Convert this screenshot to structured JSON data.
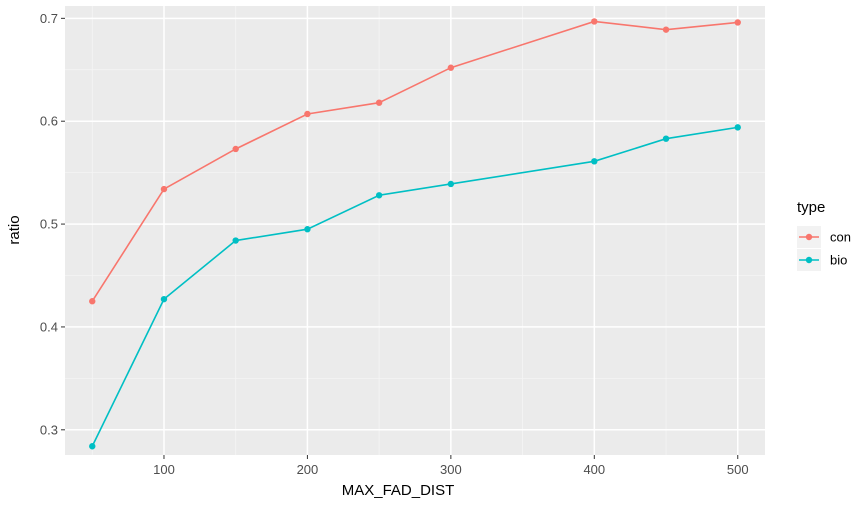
{
  "chart_data": {
    "type": "line",
    "xlabel": "MAX_FAD_DIST",
    "ylabel": "ratio",
    "x": [
      50,
      100,
      150,
      200,
      250,
      300,
      400,
      450,
      500
    ],
    "xlim": [
      31,
      519
    ],
    "ylim": [
      0.2755,
      0.712
    ],
    "x_ticks": [
      100,
      200,
      300,
      400,
      500
    ],
    "x_tick_labels": [
      "100",
      "200",
      "300",
      "400",
      "500"
    ],
    "y_ticks": [
      0.3,
      0.4,
      0.5,
      0.6,
      0.7
    ],
    "y_tick_labels": [
      "0.3",
      "0.4",
      "0.5",
      "0.6",
      "0.7"
    ],
    "grid": true,
    "legend": {
      "title": "type",
      "position": "right"
    },
    "series": [
      {
        "name": "con",
        "color": "#F8766D",
        "values": [
          0.425,
          0.534,
          0.573,
          0.607,
          0.618,
          0.652,
          0.697,
          0.689,
          0.696
        ]
      },
      {
        "name": "bio",
        "color": "#00BFC4",
        "values": [
          0.284,
          0.427,
          0.484,
          0.495,
          0.528,
          0.539,
          0.561,
          0.583,
          0.594
        ]
      }
    ]
  }
}
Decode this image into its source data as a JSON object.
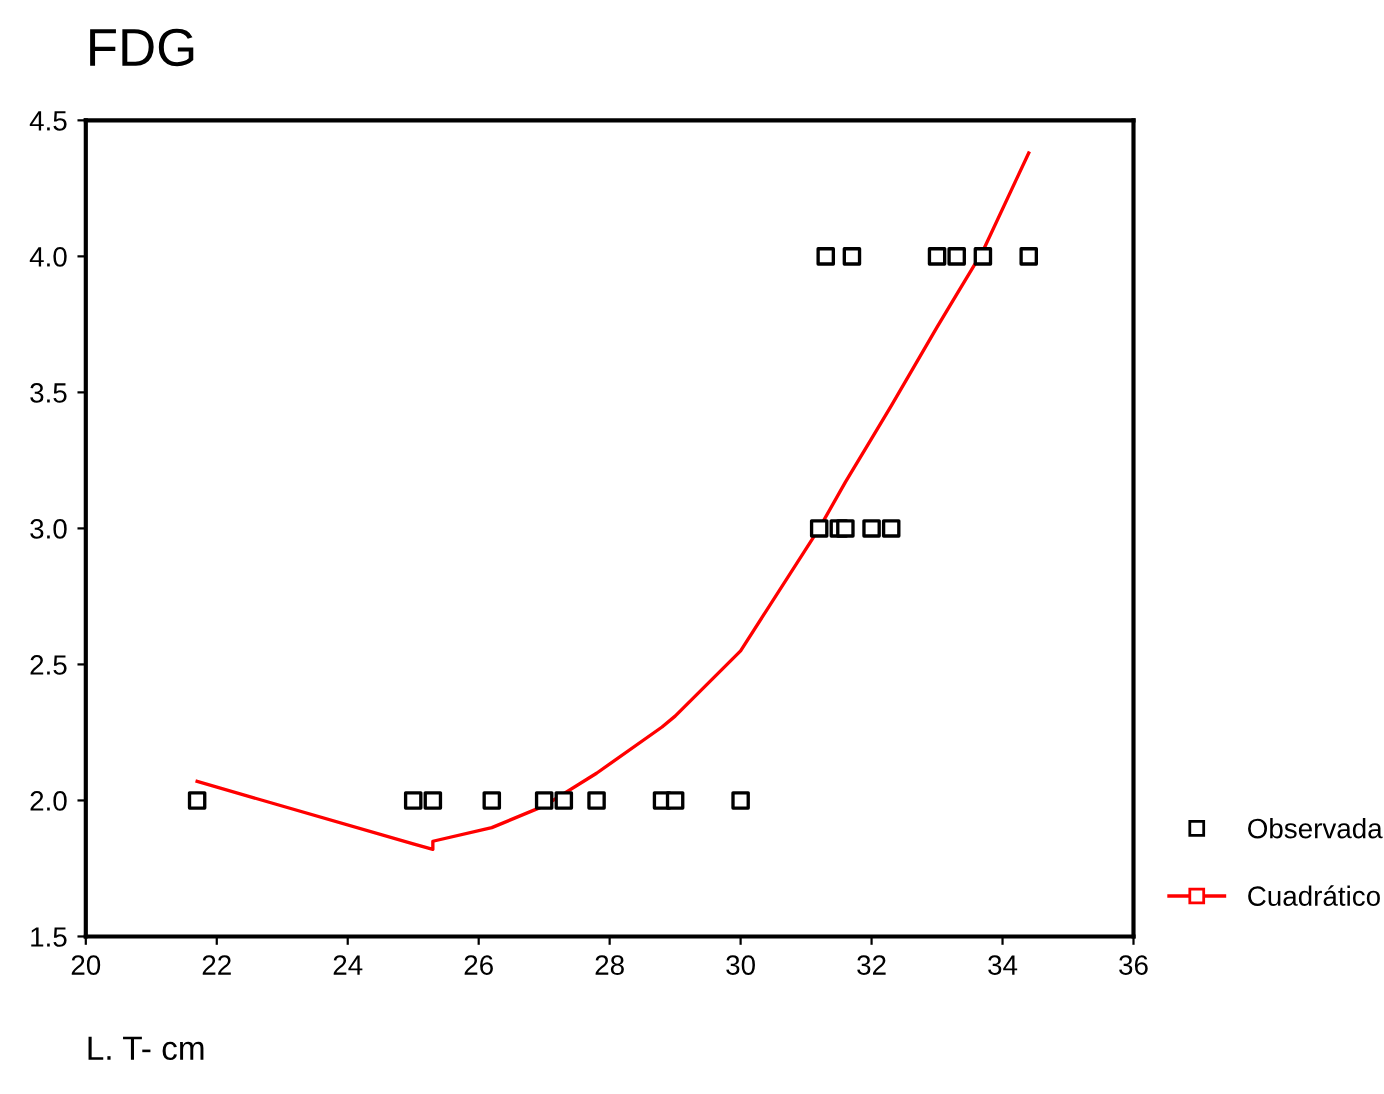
{
  "chart_data": {
    "type": "line",
    "title": "FDG",
    "xlabel": "L. T- cm",
    "xlim": [
      20,
      36
    ],
    "xticks": [
      20,
      22,
      24,
      26,
      28,
      30,
      32,
      34,
      36
    ],
    "ylim": [
      1.5,
      4.5
    ],
    "yticks": [
      {
        "value": 1.5,
        "label": "1.5"
      },
      {
        "value": 2,
        "label": "2.0"
      },
      {
        "value": 2.5,
        "label": "2.5"
      },
      {
        "value": 3,
        "label": "3.0"
      },
      {
        "value": 3.5,
        "label": "3.5"
      },
      {
        "value": 4,
        "label": "4.0"
      },
      {
        "value": 4.5,
        "label": "4.5"
      }
    ],
    "grid": false,
    "legend": "right",
    "series": [
      {
        "name": "Observada",
        "type": "scatter",
        "marker": "square",
        "color": "#000000",
        "x": [
          21.7,
          25.0,
          25.3,
          26.2,
          27.0,
          27.3,
          27.8,
          28.8,
          29.0,
          30.0,
          31.2,
          31.5,
          31.6,
          32.0,
          32.3,
          31.3,
          31.7,
          33.0,
          33.3,
          33.7,
          34.4
        ],
        "values": [
          2,
          2,
          2,
          2,
          2,
          2,
          2,
          2,
          2,
          2,
          3,
          3,
          3,
          3,
          3,
          4,
          4,
          4,
          4,
          4,
          4
        ]
      },
      {
        "name": "Cuadrático",
        "marker": "none",
        "color": "#ff0000",
        "x": [
          21.7,
          25.0,
          25.3,
          25.3,
          26.2,
          27.0,
          27.8,
          28.8,
          29.0,
          30.0,
          31.2,
          31.6,
          32.0,
          32.3,
          33.0,
          33.3,
          33.7,
          34.4
        ],
        "values": [
          2.07,
          1.84,
          1.82,
          1.85,
          1.9,
          1.98,
          2.1,
          2.27,
          2.31,
          2.55,
          3.0,
          3.17,
          3.33,
          3.45,
          3.74,
          3.86,
          4.02,
          4.38
        ]
      }
    ]
  }
}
________________________
Gather every line containing the word "type" and copy it.

    "type": "line",
      "title": "type",
    "type": "line",
        "type": "scatter",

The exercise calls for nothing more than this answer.